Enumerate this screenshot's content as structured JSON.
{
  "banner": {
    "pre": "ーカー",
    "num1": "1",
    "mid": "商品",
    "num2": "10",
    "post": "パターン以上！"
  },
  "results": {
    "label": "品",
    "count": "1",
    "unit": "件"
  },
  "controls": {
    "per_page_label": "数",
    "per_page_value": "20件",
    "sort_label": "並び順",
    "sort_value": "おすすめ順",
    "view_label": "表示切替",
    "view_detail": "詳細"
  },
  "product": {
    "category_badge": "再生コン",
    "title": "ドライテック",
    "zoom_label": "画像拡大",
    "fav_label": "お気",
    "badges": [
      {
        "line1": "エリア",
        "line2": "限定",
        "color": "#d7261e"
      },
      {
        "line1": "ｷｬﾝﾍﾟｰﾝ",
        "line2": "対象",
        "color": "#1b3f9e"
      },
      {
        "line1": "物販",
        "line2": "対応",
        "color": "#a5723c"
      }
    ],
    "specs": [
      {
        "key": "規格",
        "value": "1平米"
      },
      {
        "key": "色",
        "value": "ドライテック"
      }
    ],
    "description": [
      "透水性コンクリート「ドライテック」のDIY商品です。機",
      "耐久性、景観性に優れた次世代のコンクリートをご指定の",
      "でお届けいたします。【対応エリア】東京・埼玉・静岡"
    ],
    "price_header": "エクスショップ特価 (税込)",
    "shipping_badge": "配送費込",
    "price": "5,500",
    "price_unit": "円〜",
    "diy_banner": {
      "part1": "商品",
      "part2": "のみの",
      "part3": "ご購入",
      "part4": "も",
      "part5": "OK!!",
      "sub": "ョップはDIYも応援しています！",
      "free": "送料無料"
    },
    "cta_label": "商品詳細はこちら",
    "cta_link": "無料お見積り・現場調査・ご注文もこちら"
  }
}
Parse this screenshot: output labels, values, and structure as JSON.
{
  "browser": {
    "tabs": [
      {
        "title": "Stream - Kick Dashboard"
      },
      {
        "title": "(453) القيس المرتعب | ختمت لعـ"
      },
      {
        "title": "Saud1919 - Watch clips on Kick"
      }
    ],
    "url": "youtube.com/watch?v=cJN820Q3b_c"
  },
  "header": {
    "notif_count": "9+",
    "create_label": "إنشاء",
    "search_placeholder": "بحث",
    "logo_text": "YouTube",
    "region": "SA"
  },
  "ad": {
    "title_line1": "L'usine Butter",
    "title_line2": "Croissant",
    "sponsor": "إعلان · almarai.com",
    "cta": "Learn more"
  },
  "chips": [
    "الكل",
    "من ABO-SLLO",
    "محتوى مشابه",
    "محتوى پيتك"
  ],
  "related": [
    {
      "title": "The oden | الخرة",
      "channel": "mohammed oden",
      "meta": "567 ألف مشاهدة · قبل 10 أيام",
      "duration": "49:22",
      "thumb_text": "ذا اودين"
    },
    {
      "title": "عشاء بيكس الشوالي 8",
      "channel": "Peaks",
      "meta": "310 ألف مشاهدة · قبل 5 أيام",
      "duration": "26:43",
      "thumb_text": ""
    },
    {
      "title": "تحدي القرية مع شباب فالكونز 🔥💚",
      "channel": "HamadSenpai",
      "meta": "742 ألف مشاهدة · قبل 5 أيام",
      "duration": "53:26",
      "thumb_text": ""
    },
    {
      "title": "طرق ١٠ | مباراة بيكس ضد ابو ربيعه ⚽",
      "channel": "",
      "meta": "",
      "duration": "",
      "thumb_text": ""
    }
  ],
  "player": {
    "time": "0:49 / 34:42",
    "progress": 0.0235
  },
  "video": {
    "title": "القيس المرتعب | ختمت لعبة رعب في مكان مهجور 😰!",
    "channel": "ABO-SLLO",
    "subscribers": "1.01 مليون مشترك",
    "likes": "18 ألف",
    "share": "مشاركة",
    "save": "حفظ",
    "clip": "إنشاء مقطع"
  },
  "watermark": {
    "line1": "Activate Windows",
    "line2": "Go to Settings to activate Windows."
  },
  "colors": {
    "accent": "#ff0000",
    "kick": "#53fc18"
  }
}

#### What to work on:
Faithfully reproduce all of the records, character for character.

#### Answer in full:
Enumerate this screenshot's content as structured JSON.
{
  "banner": {
    "pre": "ーカー",
    "num1": "1",
    "mid": "商品",
    "num2": "10",
    "post": "パターン以上！"
  },
  "results": {
    "label": "品",
    "count": "1",
    "unit": "件"
  },
  "controls": {
    "per_page_label": "数",
    "per_page_value": "20件",
    "sort_label": "並び順",
    "sort_value": "おすすめ順",
    "view_label": "表示切替",
    "view_detail": "詳細"
  },
  "product": {
    "category_badge": "再生コン",
    "title": "ドライテック",
    "zoom_label": "画像拡大",
    "fav_label": "お気",
    "badges": [
      {
        "line1": "エリア",
        "line2": "限定",
        "color": "#d7261e"
      },
      {
        "line1": "ｷｬﾝﾍﾟｰﾝ",
        "line2": "対象",
        "color": "#1b3f9e"
      },
      {
        "line1": "物販",
        "line2": "対応",
        "color": "#a5723c"
      }
    ],
    "specs": [
      {
        "key": "規格",
        "value": "1平米"
      },
      {
        "key": "色",
        "value": "ドライテック"
      }
    ],
    "description": [
      "透水性コンクリート「ドライテック」のDIY商品です。機",
      "耐久性、景観性に優れた次世代のコンクリートをご指定の",
      "でお届けいたします。【対応エリア】東京・埼玉・静岡"
    ],
    "price_header": "エクスショップ特価 (税込)",
    "shipping_badge": "配送費込",
    "price": "5,500",
    "price_unit": "円〜",
    "diy_banner": {
      "part1": "商品",
      "part2": "のみの",
      "part3": "ご購入",
      "part4": "も",
      "part5": "OK!!",
      "sub": "ョップはDIYも応援しています！",
      "free": "送料無料"
    },
    "cta_label": "商品詳細はこちら",
    "cta_link": "無料お見積り・現場調査・ご注文もこちら"
  }
}
Parse this screenshot: output labels, values, and structure as JSON.
{
  "browser": {
    "tabs": [
      {
        "title": "Stream - Kick Dashboard"
      },
      {
        "title": "(453) القيس المرتعب | ختمت لعـ"
      },
      {
        "title": "Saud1919 - Watch clips on Kick"
      }
    ],
    "url": "youtube.com/watch?v=cJN820Q3b_c"
  },
  "header": {
    "notif_count": "9+",
    "create_label": "إنشاء",
    "search_placeholder": "بحث",
    "logo_text": "YouTube",
    "region": "SA"
  },
  "ad": {
    "title_line1": "L'usine Butter",
    "title_line2": "Croissant",
    "sponsor": "إعلان · almarai.com",
    "cta": "Learn more"
  },
  "chips": [
    "الكل",
    "من ABO-SLLO",
    "محتوى مشابه",
    "محتوى پيتك"
  ],
  "related": [
    {
      "title": "The oden | الخرة",
      "channel": "mohammed oden",
      "meta": "567 ألف مشاهدة · قبل 10 أيام",
      "duration": "49:22",
      "thumb_text": "ذا اودين"
    },
    {
      "title": "عشاء بيكس الشوالي 8",
      "channel": "Peaks",
      "meta": "310 ألف مشاهدة · قبل 5 أيام",
      "duration": "26:43",
      "thumb_text": ""
    },
    {
      "title": "تحدي القرية مع شباب فالكونز 🔥💚",
      "channel": "HamadSenpai",
      "meta": "742 ألف مشاهدة · قبل 5 أيام",
      "duration": "53:26",
      "thumb_text": ""
    },
    {
      "title": "طرق ١٠ | مباراة بيكس ضد ابو ربيعه ⚽",
      "channel": "",
      "meta": "",
      "duration": "",
      "thumb_text": ""
    }
  ],
  "player": {
    "time": "0:49 / 34:42",
    "progress": 0.0235
  },
  "video": {
    "title": "القيس المرتعب | ختمت لعبة رعب في مكان مهجور 😰!",
    "channel": "ABO-SLLO",
    "subscribers": "1.01 مليون مشترك",
    "likes": "18 ألف",
    "share": "مشاركة",
    "save": "حفظ",
    "clip": "إنشاء مقطع"
  },
  "watermark": {
    "line1": "Activate Windows",
    "line2": "Go to Settings to activate Windows."
  },
  "colors": {
    "accent": "#ff0000",
    "kick": "#53fc18"
  }
}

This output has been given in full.